_GIVEN RECORDS_.
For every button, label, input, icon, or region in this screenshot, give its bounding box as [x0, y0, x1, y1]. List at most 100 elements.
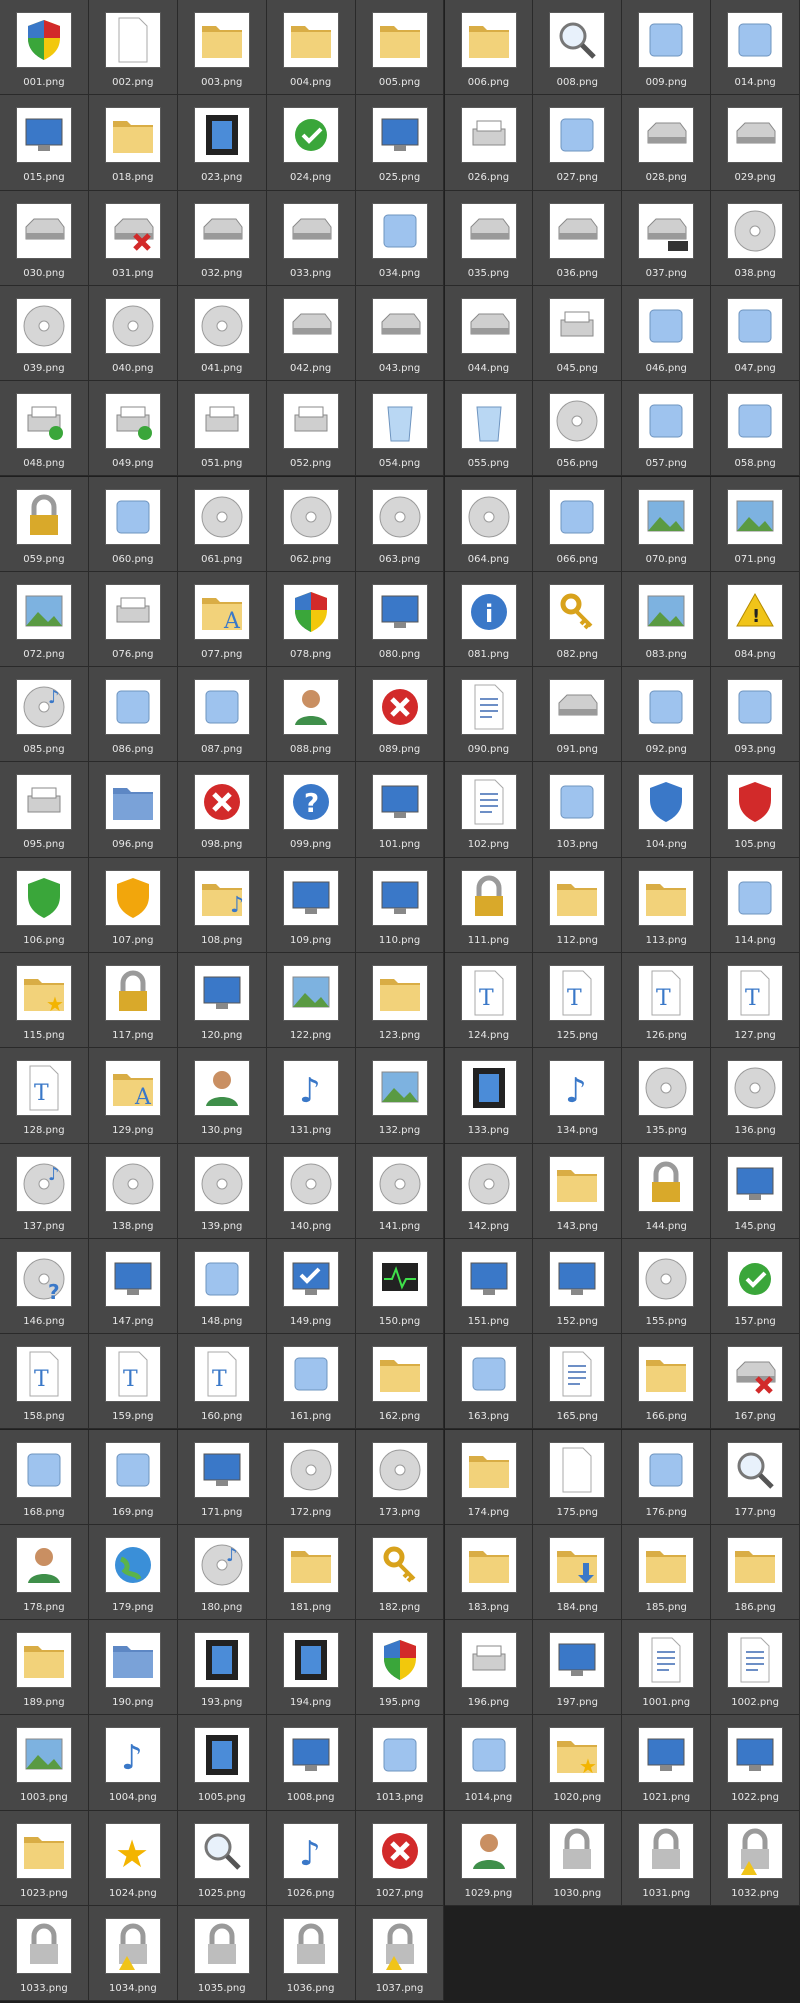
- file-thumbnail[interactable]: ♪ 1026.png: [266, 1810, 356, 1906]
- file-thumbnail[interactable]: 174.png: [444, 1429, 534, 1525]
- file-thumbnail[interactable]: 179.png: [88, 1524, 178, 1621]
- file-thumbnail[interactable]: 041.png: [177, 285, 267, 382]
- file-thumbnail[interactable]: 1035.png: [177, 1906, 267, 2002]
- file-thumbnail[interactable]: 1003.png: [0, 1715, 89, 1811]
- file-thumbnail[interactable]: A 077.png: [177, 571, 267, 668]
- file-thumbnail[interactable]: 052.png: [266, 381, 356, 477]
- file-thumbnail[interactable]: 059.png: [0, 476, 89, 572]
- file-thumbnail[interactable]: 082.png: [533, 571, 623, 668]
- file-thumbnail[interactable]: 058.png: [711, 381, 800, 477]
- file-thumbnail[interactable]: 150.png: [355, 1238, 445, 1335]
- file-thumbnail[interactable]: 048.png: [0, 381, 89, 477]
- file-thumbnail[interactable]: 060.png: [88, 476, 178, 572]
- file-thumbnail[interactable]: 040.png: [88, 285, 178, 382]
- file-thumbnail[interactable]: 177.png: [711, 1429, 800, 1525]
- file-thumbnail[interactable]: 197.png: [533, 1620, 623, 1716]
- file-thumbnail[interactable]: 091.png: [533, 667, 623, 763]
- file-thumbnail[interactable]: 002.png: [88, 0, 178, 96]
- file-thumbnail[interactable]: 136.png: [711, 1048, 800, 1144]
- file-thumbnail[interactable]: 167.png: [711, 1334, 800, 1430]
- file-thumbnail[interactable]: 024.png: [266, 95, 356, 191]
- file-thumbnail[interactable]: ? 146.png: [0, 1238, 89, 1335]
- file-thumbnail[interactable]: 1022.png: [711, 1715, 800, 1811]
- file-thumbnail[interactable]: 183.png: [444, 1524, 534, 1621]
- file-thumbnail[interactable]: 176.png: [622, 1429, 712, 1525]
- file-thumbnail[interactable]: 132.png: [355, 1048, 445, 1144]
- file-thumbnail[interactable]: 190.png: [88, 1620, 178, 1716]
- file-thumbnail[interactable]: 185.png: [622, 1524, 712, 1621]
- file-thumbnail[interactable]: 111.png: [444, 857, 534, 953]
- file-thumbnail[interactable]: 078.png: [266, 571, 356, 668]
- file-thumbnail[interactable]: 051.png: [177, 381, 267, 477]
- file-thumbnail[interactable]: 135.png: [622, 1048, 712, 1144]
- file-thumbnail[interactable]: T 159.png: [88, 1334, 178, 1430]
- file-thumbnail[interactable]: 066.png: [533, 476, 623, 572]
- file-thumbnail[interactable]: 008.png: [533, 0, 623, 96]
- file-thumbnail[interactable]: 155.png: [622, 1238, 712, 1335]
- file-thumbnail[interactable]: 088.png: [266, 667, 356, 763]
- file-thumbnail[interactable]: 047.png: [711, 285, 800, 382]
- file-thumbnail[interactable]: ♪ 108.png: [177, 857, 267, 953]
- file-thumbnail[interactable]: 038.png: [711, 190, 800, 286]
- file-thumbnail[interactable]: 138.png: [88, 1143, 178, 1239]
- file-thumbnail[interactable]: 028.png: [622, 95, 712, 191]
- file-thumbnail[interactable]: 095.png: [0, 762, 89, 858]
- file-thumbnail[interactable]: 1021.png: [622, 1715, 712, 1811]
- file-thumbnail[interactable]: 145.png: [711, 1143, 800, 1239]
- file-thumbnail[interactable]: 037.png: [622, 190, 712, 286]
- file-thumbnail[interactable]: 149.png: [266, 1238, 356, 1335]
- file-thumbnail[interactable]: 143.png: [533, 1143, 623, 1239]
- file-thumbnail[interactable]: 196.png: [444, 1620, 534, 1716]
- file-thumbnail[interactable]: 001.png: [0, 0, 89, 96]
- file-thumbnail[interactable]: 1002.png: [711, 1620, 800, 1716]
- file-thumbnail[interactable]: 056.png: [533, 381, 623, 477]
- file-thumbnail[interactable]: 109.png: [266, 857, 356, 953]
- file-thumbnail[interactable]: A 129.png: [88, 1048, 178, 1144]
- file-thumbnail[interactable]: 031.png: [88, 190, 178, 286]
- file-thumbnail[interactable]: 044.png: [444, 285, 534, 382]
- file-thumbnail[interactable]: 1029.png: [444, 1810, 534, 1906]
- file-thumbnail[interactable]: 172.png: [266, 1429, 356, 1525]
- file-thumbnail[interactable]: 036.png: [533, 190, 623, 286]
- file-thumbnail[interactable]: 1037.png: [355, 1906, 445, 2002]
- file-thumbnail[interactable]: T 128.png: [0, 1048, 89, 1144]
- file-thumbnail[interactable]: 148.png: [177, 1238, 267, 1335]
- file-thumbnail[interactable]: ♪ 131.png: [266, 1048, 356, 1144]
- file-thumbnail[interactable]: 105.png: [711, 762, 800, 858]
- file-thumbnail[interactable]: 103.png: [533, 762, 623, 858]
- file-thumbnail[interactable]: 1001.png: [622, 1620, 712, 1716]
- file-thumbnail[interactable]: 194.png: [266, 1620, 356, 1716]
- file-thumbnail[interactable]: 147.png: [88, 1238, 178, 1335]
- file-thumbnail[interactable]: 123.png: [355, 953, 445, 1049]
- file-thumbnail[interactable]: 171.png: [177, 1429, 267, 1525]
- file-thumbnail[interactable]: 112.png: [533, 857, 623, 953]
- file-thumbnail[interactable]: 102.png: [444, 762, 534, 858]
- file-thumbnail[interactable]: 005.png: [355, 0, 445, 96]
- file-thumbnail[interactable]: 104.png: [622, 762, 712, 858]
- file-thumbnail[interactable]: 070.png: [622, 476, 712, 572]
- file-thumbnail[interactable]: 1014.png: [444, 1715, 534, 1811]
- file-thumbnail[interactable]: 072.png: [0, 571, 89, 668]
- file-thumbnail[interactable]: 141.png: [355, 1143, 445, 1239]
- file-thumbnail[interactable]: 178.png: [0, 1524, 89, 1621]
- file-thumbnail[interactable]: 151.png: [444, 1238, 534, 1335]
- file-thumbnail[interactable]: 110.png: [355, 857, 445, 953]
- file-thumbnail[interactable]: 142.png: [444, 1143, 534, 1239]
- file-thumbnail[interactable]: ? 099.png: [266, 762, 356, 858]
- file-thumbnail[interactable]: ♪ 1004.png: [88, 1715, 178, 1811]
- file-thumbnail[interactable]: 025.png: [355, 95, 445, 191]
- file-thumbnail[interactable]: 1031.png: [622, 1810, 712, 1906]
- file-thumbnail[interactable]: 130.png: [177, 1048, 267, 1144]
- file-thumbnail[interactable]: ! 084.png: [711, 571, 800, 668]
- file-thumbnail[interactable]: 1013.png: [355, 1715, 445, 1811]
- file-thumbnail[interactable]: 023.png: [177, 95, 267, 191]
- file-thumbnail[interactable]: 054.png: [355, 381, 445, 477]
- file-thumbnail[interactable]: 093.png: [711, 667, 800, 763]
- file-thumbnail[interactable]: 034.png: [355, 190, 445, 286]
- file-thumbnail[interactable]: 086.png: [88, 667, 178, 763]
- file-thumbnail[interactable]: 042.png: [266, 285, 356, 382]
- file-thumbnail[interactable]: 193.png: [177, 1620, 267, 1716]
- file-thumbnail[interactable]: 122.png: [266, 953, 356, 1049]
- file-thumbnail[interactable]: 076.png: [88, 571, 178, 668]
- file-thumbnail[interactable]: 004.png: [266, 0, 356, 96]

_DIRECTIONS FOR THIS TASK_. Reproduce every line of the records above verbatim, leaving out the pictures.

_SOLUTION FOR THIS EXERCISE_.
For every button, label, input, icon, or region in this screenshot, give its bounding box as [x0, y0, x1, y1]. List at most 100 elements.
- file-thumbnail[interactable]: ♪ 1026.png: [266, 1810, 356, 1906]
- file-thumbnail[interactable]: 174.png: [444, 1429, 534, 1525]
- file-thumbnail[interactable]: 179.png: [88, 1524, 178, 1621]
- file-thumbnail[interactable]: 041.png: [177, 285, 267, 382]
- file-thumbnail[interactable]: 1035.png: [177, 1906, 267, 2002]
- file-thumbnail[interactable]: 1003.png: [0, 1715, 89, 1811]
- file-thumbnail[interactable]: A 077.png: [177, 571, 267, 668]
- file-thumbnail[interactable]: 052.png: [266, 381, 356, 477]
- file-thumbnail[interactable]: 059.png: [0, 476, 89, 572]
- file-thumbnail[interactable]: 082.png: [533, 571, 623, 668]
- file-thumbnail[interactable]: 058.png: [711, 381, 800, 477]
- file-thumbnail[interactable]: 150.png: [355, 1238, 445, 1335]
- file-thumbnail[interactable]: 048.png: [0, 381, 89, 477]
- file-thumbnail[interactable]: 060.png: [88, 476, 178, 572]
- file-thumbnail[interactable]: 040.png: [88, 285, 178, 382]
- file-thumbnail[interactable]: 177.png: [711, 1429, 800, 1525]
- file-thumbnail[interactable]: 197.png: [533, 1620, 623, 1716]
- file-thumbnail[interactable]: 091.png: [533, 667, 623, 763]
- file-thumbnail[interactable]: 002.png: [88, 0, 178, 96]
- file-thumbnail[interactable]: 136.png: [711, 1048, 800, 1144]
- file-thumbnail[interactable]: 167.png: [711, 1334, 800, 1430]
- file-thumbnail[interactable]: 024.png: [266, 95, 356, 191]
- file-thumbnail[interactable]: ? 146.png: [0, 1238, 89, 1335]
- file-thumbnail[interactable]: 1022.png: [711, 1715, 800, 1811]
- file-thumbnail[interactable]: 183.png: [444, 1524, 534, 1621]
- file-thumbnail[interactable]: 176.png: [622, 1429, 712, 1525]
- file-thumbnail[interactable]: 132.png: [355, 1048, 445, 1144]
- file-thumbnail[interactable]: 190.png: [88, 1620, 178, 1716]
- file-thumbnail[interactable]: 185.png: [622, 1524, 712, 1621]
- file-thumbnail[interactable]: 111.png: [444, 857, 534, 953]
- file-thumbnail[interactable]: 078.png: [266, 571, 356, 668]
- file-thumbnail[interactable]: 051.png: [177, 381, 267, 477]
- file-thumbnail[interactable]: 135.png: [622, 1048, 712, 1144]
- file-thumbnail[interactable]: T 159.png: [88, 1334, 178, 1430]
- file-thumbnail[interactable]: 066.png: [533, 476, 623, 572]
- file-thumbnail[interactable]: 008.png: [533, 0, 623, 96]
- file-thumbnail[interactable]: 155.png: [622, 1238, 712, 1335]
- file-thumbnail[interactable]: 088.png: [266, 667, 356, 763]
- file-thumbnail[interactable]: 047.png: [711, 285, 800, 382]
- file-thumbnail[interactable]: ♪ 108.png: [177, 857, 267, 953]
- file-thumbnail[interactable]: 038.png: [711, 190, 800, 286]
- file-thumbnail[interactable]: 138.png: [88, 1143, 178, 1239]
- file-thumbnail[interactable]: 028.png: [622, 95, 712, 191]
- file-thumbnail[interactable]: 095.png: [0, 762, 89, 858]
- file-thumbnail[interactable]: 1021.png: [622, 1715, 712, 1811]
- file-thumbnail[interactable]: 145.png: [711, 1143, 800, 1239]
- file-thumbnail[interactable]: 037.png: [622, 190, 712, 286]
- file-thumbnail[interactable]: 149.png: [266, 1238, 356, 1335]
- file-thumbnail[interactable]: 143.png: [533, 1143, 623, 1239]
- file-thumbnail[interactable]: 196.png: [444, 1620, 534, 1716]
- file-thumbnail[interactable]: 001.png: [0, 0, 89, 96]
- file-thumbnail[interactable]: 1002.png: [711, 1620, 800, 1716]
- file-thumbnail[interactable]: 056.png: [533, 381, 623, 477]
- file-thumbnail[interactable]: 109.png: [266, 857, 356, 953]
- file-thumbnail[interactable]: A 129.png: [88, 1048, 178, 1144]
- file-thumbnail[interactable]: 031.png: [88, 190, 178, 286]
- file-thumbnail[interactable]: 044.png: [444, 285, 534, 382]
- file-thumbnail[interactable]: 1029.png: [444, 1810, 534, 1906]
- file-thumbnail[interactable]: 172.png: [266, 1429, 356, 1525]
- file-thumbnail[interactable]: 036.png: [533, 190, 623, 286]
- file-thumbnail[interactable]: 1037.png: [355, 1906, 445, 2002]
- file-thumbnail[interactable]: T 128.png: [0, 1048, 89, 1144]
- file-thumbnail[interactable]: 148.png: [177, 1238, 267, 1335]
- file-thumbnail[interactable]: ♪ 131.png: [266, 1048, 356, 1144]
- file-thumbnail[interactable]: 105.png: [711, 762, 800, 858]
- file-thumbnail[interactable]: 103.png: [533, 762, 623, 858]
- file-thumbnail[interactable]: 1001.png: [622, 1620, 712, 1716]
- file-thumbnail[interactable]: 194.png: [266, 1620, 356, 1716]
- file-thumbnail[interactable]: 147.png: [88, 1238, 178, 1335]
- file-thumbnail[interactable]: 123.png: [355, 953, 445, 1049]
- file-thumbnail[interactable]: 171.png: [177, 1429, 267, 1525]
- file-thumbnail[interactable]: 112.png: [533, 857, 623, 953]
- file-thumbnail[interactable]: 102.png: [444, 762, 534, 858]
- file-thumbnail[interactable]: 005.png: [355, 0, 445, 96]
- file-thumbnail[interactable]: 104.png: [622, 762, 712, 858]
- file-thumbnail[interactable]: 070.png: [622, 476, 712, 572]
- file-thumbnail[interactable]: 1014.png: [444, 1715, 534, 1811]
- file-thumbnail[interactable]: 072.png: [0, 571, 89, 668]
- file-thumbnail[interactable]: 141.png: [355, 1143, 445, 1239]
- file-thumbnail[interactable]: 178.png: [0, 1524, 89, 1621]
- file-thumbnail[interactable]: 151.png: [444, 1238, 534, 1335]
- file-thumbnail[interactable]: 110.png: [355, 857, 445, 953]
- file-thumbnail[interactable]: 142.png: [444, 1143, 534, 1239]
- file-thumbnail[interactable]: ? 099.png: [266, 762, 356, 858]
- file-thumbnail[interactable]: ♪ 1004.png: [88, 1715, 178, 1811]
- file-thumbnail[interactable]: 025.png: [355, 95, 445, 191]
- file-thumbnail[interactable]: 1031.png: [622, 1810, 712, 1906]
- file-thumbnail[interactable]: 130.png: [177, 1048, 267, 1144]
- file-thumbnail[interactable]: ! 084.png: [711, 571, 800, 668]
- file-thumbnail[interactable]: 1013.png: [355, 1715, 445, 1811]
- file-thumbnail[interactable]: 023.png: [177, 95, 267, 191]
- file-thumbnail[interactable]: 054.png: [355, 381, 445, 477]
- file-thumbnail[interactable]: 093.png: [711, 667, 800, 763]
- file-thumbnail[interactable]: 034.png: [355, 190, 445, 286]
- file-thumbnail[interactable]: 086.png: [88, 667, 178, 763]
- file-thumbnail[interactable]: 042.png: [266, 285, 356, 382]
- file-thumbnail[interactable]: 193.png: [177, 1620, 267, 1716]
- file-thumbnail[interactable]: 122.png: [266, 953, 356, 1049]
- file-thumbnail[interactable]: 076.png: [88, 571, 178, 668]
- file-thumbnail[interactable]: 004.png: [266, 0, 356, 96]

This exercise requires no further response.